(Entries from a dataset)
┄┄┄┄┄┄┄┄┄┄┄┄┄┄┄┄┄┄┄┄

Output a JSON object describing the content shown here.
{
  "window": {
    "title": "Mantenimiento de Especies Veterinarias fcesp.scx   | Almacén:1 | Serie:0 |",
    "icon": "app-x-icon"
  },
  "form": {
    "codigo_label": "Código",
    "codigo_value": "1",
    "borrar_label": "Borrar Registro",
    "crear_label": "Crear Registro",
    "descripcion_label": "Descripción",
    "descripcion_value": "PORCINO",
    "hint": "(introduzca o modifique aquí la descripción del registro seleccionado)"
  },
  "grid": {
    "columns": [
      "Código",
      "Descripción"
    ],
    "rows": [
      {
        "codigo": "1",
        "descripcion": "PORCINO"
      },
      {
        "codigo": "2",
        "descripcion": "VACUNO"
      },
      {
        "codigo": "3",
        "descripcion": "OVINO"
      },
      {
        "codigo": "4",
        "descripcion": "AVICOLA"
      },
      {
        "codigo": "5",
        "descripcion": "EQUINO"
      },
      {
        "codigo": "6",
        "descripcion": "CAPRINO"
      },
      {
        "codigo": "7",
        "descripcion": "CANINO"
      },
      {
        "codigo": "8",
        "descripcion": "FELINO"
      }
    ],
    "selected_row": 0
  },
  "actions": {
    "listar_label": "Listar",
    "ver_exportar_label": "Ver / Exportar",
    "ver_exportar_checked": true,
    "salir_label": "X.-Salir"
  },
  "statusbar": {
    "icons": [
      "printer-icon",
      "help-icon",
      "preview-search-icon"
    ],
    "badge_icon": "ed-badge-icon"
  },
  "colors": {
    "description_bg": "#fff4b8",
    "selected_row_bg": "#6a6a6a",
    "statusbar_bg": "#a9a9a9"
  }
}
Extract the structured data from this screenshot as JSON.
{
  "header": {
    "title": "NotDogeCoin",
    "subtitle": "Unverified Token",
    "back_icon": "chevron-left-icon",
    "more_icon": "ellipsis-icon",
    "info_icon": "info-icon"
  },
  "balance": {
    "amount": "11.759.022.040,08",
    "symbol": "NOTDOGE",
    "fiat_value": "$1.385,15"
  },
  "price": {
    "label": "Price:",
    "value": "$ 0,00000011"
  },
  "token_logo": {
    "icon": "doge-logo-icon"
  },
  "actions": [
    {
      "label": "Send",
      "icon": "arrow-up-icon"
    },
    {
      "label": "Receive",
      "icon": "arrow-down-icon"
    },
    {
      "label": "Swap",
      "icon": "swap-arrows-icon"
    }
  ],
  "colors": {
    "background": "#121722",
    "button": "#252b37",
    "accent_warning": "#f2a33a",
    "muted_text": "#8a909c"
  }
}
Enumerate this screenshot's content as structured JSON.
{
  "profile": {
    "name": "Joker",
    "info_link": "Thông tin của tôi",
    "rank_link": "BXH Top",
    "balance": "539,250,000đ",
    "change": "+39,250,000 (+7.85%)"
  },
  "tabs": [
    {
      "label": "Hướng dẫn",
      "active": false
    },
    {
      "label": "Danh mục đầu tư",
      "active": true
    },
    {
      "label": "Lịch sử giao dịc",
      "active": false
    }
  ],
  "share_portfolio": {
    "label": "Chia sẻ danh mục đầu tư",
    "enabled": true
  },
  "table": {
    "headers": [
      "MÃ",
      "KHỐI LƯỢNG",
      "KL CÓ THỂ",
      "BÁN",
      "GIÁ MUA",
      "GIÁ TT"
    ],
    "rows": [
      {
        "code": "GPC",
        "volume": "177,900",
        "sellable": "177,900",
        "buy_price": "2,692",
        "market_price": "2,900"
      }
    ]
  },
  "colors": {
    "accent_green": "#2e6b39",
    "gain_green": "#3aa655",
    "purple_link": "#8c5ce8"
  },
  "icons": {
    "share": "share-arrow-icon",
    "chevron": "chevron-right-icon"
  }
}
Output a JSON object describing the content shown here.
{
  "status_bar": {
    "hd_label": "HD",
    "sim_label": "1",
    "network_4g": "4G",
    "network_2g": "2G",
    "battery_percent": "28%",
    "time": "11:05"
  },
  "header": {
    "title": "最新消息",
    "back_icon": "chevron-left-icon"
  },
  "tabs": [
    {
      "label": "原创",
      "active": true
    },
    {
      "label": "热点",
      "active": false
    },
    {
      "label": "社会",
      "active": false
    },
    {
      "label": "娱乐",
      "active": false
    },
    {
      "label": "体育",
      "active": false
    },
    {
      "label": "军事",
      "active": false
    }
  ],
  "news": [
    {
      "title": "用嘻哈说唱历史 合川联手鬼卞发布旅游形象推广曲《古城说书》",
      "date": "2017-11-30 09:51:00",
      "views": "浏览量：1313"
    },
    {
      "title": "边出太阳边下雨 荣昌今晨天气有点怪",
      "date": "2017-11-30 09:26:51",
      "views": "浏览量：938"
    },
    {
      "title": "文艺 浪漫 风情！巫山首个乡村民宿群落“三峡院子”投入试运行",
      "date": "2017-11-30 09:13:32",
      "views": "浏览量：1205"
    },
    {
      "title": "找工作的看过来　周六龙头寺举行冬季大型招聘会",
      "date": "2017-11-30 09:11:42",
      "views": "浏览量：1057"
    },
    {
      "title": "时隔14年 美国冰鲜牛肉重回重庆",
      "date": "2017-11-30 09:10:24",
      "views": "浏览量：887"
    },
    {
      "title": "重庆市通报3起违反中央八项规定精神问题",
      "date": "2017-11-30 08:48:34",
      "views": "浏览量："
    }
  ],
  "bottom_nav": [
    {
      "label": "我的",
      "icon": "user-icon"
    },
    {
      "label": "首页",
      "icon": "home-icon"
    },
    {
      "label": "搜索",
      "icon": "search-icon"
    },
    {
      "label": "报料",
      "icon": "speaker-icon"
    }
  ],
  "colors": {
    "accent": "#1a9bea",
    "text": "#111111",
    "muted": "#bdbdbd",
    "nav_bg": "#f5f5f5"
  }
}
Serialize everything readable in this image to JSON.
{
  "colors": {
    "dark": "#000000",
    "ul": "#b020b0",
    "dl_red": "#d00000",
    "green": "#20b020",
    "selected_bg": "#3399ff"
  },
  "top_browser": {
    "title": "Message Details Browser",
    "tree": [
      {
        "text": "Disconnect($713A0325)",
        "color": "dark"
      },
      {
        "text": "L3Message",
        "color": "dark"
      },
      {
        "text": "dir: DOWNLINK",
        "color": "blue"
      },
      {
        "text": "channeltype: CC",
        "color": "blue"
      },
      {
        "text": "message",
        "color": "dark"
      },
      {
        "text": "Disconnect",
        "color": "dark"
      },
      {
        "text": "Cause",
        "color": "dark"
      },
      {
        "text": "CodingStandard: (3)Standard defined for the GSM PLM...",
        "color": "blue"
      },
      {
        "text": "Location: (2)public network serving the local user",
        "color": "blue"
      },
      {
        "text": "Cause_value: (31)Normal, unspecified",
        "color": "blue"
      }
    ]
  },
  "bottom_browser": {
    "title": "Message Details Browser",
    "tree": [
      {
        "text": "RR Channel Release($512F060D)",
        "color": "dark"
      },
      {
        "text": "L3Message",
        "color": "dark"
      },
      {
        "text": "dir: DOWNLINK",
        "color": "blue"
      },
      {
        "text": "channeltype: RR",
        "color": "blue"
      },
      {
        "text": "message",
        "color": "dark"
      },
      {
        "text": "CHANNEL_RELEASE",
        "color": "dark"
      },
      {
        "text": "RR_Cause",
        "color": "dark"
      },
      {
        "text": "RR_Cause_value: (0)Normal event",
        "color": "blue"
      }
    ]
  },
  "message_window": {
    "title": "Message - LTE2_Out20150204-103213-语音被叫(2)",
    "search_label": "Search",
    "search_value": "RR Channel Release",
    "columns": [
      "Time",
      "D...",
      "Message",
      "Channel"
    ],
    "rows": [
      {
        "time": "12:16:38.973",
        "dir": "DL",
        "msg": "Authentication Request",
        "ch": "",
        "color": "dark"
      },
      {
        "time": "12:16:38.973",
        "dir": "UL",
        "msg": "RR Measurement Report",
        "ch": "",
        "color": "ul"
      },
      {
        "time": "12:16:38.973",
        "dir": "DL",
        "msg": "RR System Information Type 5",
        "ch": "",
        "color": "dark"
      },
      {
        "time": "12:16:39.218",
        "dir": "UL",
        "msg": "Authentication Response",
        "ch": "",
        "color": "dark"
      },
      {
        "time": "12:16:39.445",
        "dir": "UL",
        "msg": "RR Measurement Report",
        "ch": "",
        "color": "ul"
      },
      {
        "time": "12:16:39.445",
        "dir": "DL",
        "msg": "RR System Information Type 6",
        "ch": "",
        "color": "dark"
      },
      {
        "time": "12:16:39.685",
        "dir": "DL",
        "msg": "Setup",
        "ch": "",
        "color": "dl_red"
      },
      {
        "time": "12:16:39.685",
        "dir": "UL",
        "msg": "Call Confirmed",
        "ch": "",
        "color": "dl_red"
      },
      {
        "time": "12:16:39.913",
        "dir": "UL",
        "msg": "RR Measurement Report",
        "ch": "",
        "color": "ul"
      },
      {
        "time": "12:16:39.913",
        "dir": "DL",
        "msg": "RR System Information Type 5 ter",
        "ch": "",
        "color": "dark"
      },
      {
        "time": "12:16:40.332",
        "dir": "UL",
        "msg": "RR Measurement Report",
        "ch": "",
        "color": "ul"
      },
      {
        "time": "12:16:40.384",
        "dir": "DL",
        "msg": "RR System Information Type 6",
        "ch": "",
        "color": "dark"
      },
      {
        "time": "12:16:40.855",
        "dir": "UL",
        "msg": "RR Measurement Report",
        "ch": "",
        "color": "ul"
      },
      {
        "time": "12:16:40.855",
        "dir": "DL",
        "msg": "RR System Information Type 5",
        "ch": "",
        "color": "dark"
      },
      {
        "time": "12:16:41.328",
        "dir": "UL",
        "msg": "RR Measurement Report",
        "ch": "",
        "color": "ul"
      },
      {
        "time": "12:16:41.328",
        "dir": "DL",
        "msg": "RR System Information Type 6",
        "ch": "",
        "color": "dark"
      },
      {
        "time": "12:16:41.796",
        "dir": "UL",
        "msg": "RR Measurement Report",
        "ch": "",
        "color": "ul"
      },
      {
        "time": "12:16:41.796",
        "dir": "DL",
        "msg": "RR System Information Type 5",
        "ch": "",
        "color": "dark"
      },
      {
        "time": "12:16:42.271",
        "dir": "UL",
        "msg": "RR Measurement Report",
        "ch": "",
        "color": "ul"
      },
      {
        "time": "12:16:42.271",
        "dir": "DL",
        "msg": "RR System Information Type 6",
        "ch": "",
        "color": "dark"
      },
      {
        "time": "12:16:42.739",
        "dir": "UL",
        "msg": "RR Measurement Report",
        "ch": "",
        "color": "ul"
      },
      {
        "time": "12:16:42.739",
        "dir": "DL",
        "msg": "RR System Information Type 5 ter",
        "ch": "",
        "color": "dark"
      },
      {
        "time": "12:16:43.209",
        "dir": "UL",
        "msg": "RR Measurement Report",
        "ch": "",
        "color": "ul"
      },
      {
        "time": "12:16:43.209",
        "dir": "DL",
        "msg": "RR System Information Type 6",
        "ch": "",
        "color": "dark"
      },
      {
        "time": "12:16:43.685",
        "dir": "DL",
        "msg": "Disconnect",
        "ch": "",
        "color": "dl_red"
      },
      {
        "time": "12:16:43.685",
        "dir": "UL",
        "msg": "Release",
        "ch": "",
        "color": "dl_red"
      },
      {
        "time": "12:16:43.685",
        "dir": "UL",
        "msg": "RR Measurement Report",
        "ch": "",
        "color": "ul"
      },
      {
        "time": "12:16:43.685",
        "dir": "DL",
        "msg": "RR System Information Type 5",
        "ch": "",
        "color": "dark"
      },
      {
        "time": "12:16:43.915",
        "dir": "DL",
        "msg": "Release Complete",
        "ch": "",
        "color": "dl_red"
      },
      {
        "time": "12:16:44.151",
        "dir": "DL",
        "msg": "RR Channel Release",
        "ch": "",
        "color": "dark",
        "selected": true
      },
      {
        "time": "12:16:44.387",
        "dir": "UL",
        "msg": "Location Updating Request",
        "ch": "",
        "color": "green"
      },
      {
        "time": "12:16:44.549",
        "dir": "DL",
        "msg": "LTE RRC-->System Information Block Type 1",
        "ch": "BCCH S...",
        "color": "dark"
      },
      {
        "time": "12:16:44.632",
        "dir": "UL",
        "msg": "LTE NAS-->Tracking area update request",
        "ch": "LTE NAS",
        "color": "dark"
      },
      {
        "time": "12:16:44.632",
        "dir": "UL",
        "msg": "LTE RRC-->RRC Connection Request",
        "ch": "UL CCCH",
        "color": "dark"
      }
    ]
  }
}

┄┄┄┄┄┄┄┄┄┄┄┄┄┄┄┄┄┄┄┄

=== Exercise goal ===
Locate the word "structured" in the records and collect each line it appears in.

=== Written solution ===
Extract the structured data from this screenshot as JSON.
Enumerate this screenshot's content as structured JSON.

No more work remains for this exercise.